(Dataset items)
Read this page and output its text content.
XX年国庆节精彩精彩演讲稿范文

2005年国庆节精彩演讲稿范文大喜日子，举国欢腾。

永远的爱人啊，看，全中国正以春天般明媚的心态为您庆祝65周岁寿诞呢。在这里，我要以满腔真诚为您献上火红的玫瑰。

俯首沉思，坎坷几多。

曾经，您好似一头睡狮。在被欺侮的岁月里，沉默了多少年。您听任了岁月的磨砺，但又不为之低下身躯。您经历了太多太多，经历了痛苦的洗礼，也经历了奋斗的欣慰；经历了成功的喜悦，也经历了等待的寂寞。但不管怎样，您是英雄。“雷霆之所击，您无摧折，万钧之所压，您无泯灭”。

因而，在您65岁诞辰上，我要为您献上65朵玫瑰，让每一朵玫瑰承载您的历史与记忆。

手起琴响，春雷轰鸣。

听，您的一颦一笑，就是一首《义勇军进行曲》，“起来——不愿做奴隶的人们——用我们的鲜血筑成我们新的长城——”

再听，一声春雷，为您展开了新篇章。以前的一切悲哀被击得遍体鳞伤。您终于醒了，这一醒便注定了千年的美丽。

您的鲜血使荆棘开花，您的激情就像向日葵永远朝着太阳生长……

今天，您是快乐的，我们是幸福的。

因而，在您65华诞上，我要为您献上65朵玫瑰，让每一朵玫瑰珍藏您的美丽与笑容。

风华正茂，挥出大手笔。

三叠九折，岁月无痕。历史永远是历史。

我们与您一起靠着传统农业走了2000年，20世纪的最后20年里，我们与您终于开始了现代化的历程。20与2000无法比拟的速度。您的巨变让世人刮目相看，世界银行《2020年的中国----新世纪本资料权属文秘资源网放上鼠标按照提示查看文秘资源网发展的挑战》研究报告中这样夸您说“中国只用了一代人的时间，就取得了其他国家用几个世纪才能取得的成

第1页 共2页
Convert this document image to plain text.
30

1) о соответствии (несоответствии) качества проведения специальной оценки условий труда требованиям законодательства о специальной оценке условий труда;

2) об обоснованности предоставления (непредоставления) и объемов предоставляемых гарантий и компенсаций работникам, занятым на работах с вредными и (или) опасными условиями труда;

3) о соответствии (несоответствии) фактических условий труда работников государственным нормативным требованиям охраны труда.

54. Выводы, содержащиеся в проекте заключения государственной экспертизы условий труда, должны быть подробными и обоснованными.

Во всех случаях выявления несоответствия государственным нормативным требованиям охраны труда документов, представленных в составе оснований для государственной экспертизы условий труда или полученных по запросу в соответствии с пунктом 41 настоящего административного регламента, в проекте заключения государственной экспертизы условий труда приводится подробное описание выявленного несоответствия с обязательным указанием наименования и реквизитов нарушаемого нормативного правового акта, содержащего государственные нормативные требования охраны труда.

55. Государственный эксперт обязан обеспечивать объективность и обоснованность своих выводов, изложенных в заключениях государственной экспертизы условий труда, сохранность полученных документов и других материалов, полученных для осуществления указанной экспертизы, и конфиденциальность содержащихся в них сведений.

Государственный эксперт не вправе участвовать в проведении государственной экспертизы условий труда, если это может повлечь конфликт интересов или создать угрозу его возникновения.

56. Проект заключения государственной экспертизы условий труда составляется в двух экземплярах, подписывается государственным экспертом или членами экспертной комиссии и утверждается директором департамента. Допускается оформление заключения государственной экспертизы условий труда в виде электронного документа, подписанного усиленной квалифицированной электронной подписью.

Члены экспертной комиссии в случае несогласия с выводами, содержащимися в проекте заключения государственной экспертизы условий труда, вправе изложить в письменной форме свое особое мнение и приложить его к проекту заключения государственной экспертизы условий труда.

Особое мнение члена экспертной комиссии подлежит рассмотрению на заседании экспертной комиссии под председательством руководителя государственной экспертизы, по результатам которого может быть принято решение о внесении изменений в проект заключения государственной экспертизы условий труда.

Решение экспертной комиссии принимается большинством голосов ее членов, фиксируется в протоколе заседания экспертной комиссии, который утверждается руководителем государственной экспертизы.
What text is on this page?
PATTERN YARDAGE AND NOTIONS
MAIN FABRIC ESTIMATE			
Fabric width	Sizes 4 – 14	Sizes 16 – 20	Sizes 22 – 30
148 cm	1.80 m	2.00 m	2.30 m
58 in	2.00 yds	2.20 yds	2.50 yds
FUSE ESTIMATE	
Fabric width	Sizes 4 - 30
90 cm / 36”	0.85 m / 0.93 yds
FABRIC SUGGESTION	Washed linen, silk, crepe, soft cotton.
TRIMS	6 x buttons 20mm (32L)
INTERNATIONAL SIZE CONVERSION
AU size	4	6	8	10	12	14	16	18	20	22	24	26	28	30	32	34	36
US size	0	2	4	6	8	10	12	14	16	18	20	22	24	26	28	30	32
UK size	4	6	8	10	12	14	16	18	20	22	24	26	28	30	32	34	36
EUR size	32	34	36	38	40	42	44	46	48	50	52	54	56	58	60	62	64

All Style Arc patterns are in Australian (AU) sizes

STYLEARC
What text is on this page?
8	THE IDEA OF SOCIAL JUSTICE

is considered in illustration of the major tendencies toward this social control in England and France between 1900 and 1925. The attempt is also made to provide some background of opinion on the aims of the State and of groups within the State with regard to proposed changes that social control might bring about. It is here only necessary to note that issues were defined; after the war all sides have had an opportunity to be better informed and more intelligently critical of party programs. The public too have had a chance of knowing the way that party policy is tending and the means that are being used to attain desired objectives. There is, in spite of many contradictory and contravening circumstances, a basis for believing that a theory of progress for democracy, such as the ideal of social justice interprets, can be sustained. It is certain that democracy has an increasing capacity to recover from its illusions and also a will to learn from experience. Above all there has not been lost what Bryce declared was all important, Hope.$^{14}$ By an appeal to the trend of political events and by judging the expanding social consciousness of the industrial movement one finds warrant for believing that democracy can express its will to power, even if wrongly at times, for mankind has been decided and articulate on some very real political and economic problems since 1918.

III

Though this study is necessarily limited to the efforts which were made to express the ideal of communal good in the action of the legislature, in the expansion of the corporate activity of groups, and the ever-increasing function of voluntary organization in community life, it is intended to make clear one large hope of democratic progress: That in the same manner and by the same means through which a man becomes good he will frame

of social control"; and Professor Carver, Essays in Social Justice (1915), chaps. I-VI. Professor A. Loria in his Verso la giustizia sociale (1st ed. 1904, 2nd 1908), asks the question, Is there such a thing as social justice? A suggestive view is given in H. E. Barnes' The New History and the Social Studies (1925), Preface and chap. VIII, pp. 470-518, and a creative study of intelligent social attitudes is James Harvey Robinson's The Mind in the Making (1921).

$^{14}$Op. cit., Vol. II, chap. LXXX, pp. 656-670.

Problem requirements: Within the listing, how many lines hold the word "вправе"? Only the number is to be given.

Answer to the task: 2